■ AIM: Write out the whole of the material exactly.

■ INPUT:
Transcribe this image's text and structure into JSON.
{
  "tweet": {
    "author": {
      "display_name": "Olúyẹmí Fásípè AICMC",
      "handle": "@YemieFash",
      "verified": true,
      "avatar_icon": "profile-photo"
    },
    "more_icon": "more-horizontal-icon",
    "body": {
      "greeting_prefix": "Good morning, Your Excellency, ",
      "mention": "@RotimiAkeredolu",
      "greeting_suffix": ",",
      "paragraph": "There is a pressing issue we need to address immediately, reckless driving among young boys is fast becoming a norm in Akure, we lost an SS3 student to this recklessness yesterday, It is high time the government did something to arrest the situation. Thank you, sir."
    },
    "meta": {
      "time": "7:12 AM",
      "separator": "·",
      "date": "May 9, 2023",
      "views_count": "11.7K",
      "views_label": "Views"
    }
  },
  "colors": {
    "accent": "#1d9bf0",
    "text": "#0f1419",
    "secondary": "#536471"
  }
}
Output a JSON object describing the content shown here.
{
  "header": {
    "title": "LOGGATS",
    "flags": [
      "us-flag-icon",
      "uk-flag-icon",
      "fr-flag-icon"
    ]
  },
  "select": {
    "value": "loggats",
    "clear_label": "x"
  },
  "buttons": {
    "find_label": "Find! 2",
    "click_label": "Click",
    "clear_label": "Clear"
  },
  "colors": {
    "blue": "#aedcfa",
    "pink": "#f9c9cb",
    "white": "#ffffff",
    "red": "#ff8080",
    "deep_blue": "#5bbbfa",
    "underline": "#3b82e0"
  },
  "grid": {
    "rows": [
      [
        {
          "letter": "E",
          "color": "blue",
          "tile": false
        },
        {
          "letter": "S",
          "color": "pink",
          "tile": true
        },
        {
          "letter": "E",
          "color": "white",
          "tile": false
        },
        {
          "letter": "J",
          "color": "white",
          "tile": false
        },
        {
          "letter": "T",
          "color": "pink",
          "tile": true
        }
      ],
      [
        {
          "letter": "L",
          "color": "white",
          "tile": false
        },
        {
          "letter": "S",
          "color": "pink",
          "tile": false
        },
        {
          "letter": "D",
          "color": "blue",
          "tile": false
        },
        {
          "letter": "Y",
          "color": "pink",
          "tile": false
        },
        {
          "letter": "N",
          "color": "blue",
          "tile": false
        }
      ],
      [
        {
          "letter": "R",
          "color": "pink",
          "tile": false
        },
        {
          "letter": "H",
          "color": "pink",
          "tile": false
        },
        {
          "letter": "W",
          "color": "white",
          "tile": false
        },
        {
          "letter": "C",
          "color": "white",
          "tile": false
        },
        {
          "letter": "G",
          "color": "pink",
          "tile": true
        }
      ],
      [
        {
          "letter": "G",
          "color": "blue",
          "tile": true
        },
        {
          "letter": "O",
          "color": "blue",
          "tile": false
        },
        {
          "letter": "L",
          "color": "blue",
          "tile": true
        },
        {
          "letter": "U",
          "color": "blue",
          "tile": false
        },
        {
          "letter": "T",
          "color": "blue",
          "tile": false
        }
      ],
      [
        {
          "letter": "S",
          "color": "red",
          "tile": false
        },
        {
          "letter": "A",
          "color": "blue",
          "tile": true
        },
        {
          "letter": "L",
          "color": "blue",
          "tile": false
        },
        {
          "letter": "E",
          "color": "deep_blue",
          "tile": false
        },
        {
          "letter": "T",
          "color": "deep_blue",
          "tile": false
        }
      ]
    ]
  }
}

■ SOLUTION TO THIS PROBLEM:
Transcribe this image's text and structure into JSON.
{
  "tweet": {
    "author": {
      "display_name": "Olúyẹmí Fásípè AICMC",
      "handle": "@YemieFash",
      "verified": true,
      "avatar_icon": "profile-photo"
    },
    "more_icon": "more-horizontal-icon",
    "body": {
      "greeting_prefix": "Good morning, Your Excellency, ",
      "mention": "@RotimiAkeredolu",
      "greeting_suffix": ",",
      "paragraph": "There is a pressing issue we need to address immediately, reckless driving among young boys is fast becoming a norm in Akure, we lost an SS3 student to this recklessness yesterday, It is high time the government did something to arrest the situation. Thank you, sir."
    },
    "meta": {
      "time": "7:12 AM",
      "separator": "·",
      "date": "May 9, 2023",
      "views_count": "11.7K",
      "views_label": "Views"
    }
  },
  "colors": {
    "accent": "#1d9bf0",
    "text": "#0f1419",
    "secondary": "#536471"
  }
}
Output a JSON object describing the content shown here.
{
  "header": {
    "title": "LOGGATS",
    "flags": [
      "us-flag-icon",
      "uk-flag-icon",
      "fr-flag-icon"
    ]
  },
  "select": {
    "value": "loggats",
    "clear_label": "x"
  },
  "buttons": {
    "find_label": "Find! 2",
    "click_label": "Click",
    "clear_label": "Clear"
  },
  "colors": {
    "blue": "#aedcfa",
    "pink": "#f9c9cb",
    "white": "#ffffff",
    "red": "#ff8080",
    "deep_blue": "#5bbbfa",
    "underline": "#3b82e0"
  },
  "grid": {
    "rows": [
      [
        {
          "letter": "E",
          "color": "blue",
          "tile": false
        },
        {
          "letter": "S",
          "color": "pink",
          "tile": true
        },
        {
          "letter": "E",
          "color": "white",
          "tile": false
        },
        {
          "letter": "J",
          "color": "white",
          "tile": false
        },
        {
          "letter": "T",
          "color": "pink",
          "tile": true
        }
      ],
      [
        {
          "letter": "L",
          "color": "white",
          "tile": false
        },
        {
          "letter": "S",
          "color": "pink",
          "tile": false
        },
        {
          "letter": "D",
          "color": "blue",
          "tile": false
        },
        {
          "letter": "Y",
          "color": "pink",
          "tile": false
        },
        {
          "letter": "N",
          "color": "blue",
          "tile": false
        }
      ],
      [
        {
          "letter": "R",
          "color": "pink",
          "tile": false
        },
        {
          "letter": "H",
          "color": "pink",
          "tile": false
        },
        {
          "letter": "W",
          "color": "white",
          "tile": false
        },
        {
          "letter": "C",
          "color": "white",
          "tile": false
        },
        {
          "letter": "G",
          "color": "pink",
          "tile": true
        }
      ],
      [
        {
          "letter": "G",
          "color": "blue",
          "tile": true
        },
        {
          "letter": "O",
          "color": "blue",
          "tile": false
        },
        {
          "letter": "L",
          "color": "blue",
          "tile": true
        },
        {
          "letter": "U",
          "color": "blue",
          "tile": false
        },
        {
          "letter": "T",
          "color": "blue",
          "tile": false
        }
      ],
      [
        {
          "letter": "S",
          "color": "red",
          "tile": false
        },
        {
          "letter": "A",
          "color": "blue",
          "tile": true
        },
        {
          "letter": "L",
          "color": "blue",
          "tile": false
        },
        {
          "letter": "E",
          "color": "deep_blue",
          "tile": false
        },
        {
          "letter": "T",
          "color": "deep_blue",
          "tile": false
        }
      ]
    ]
  }
}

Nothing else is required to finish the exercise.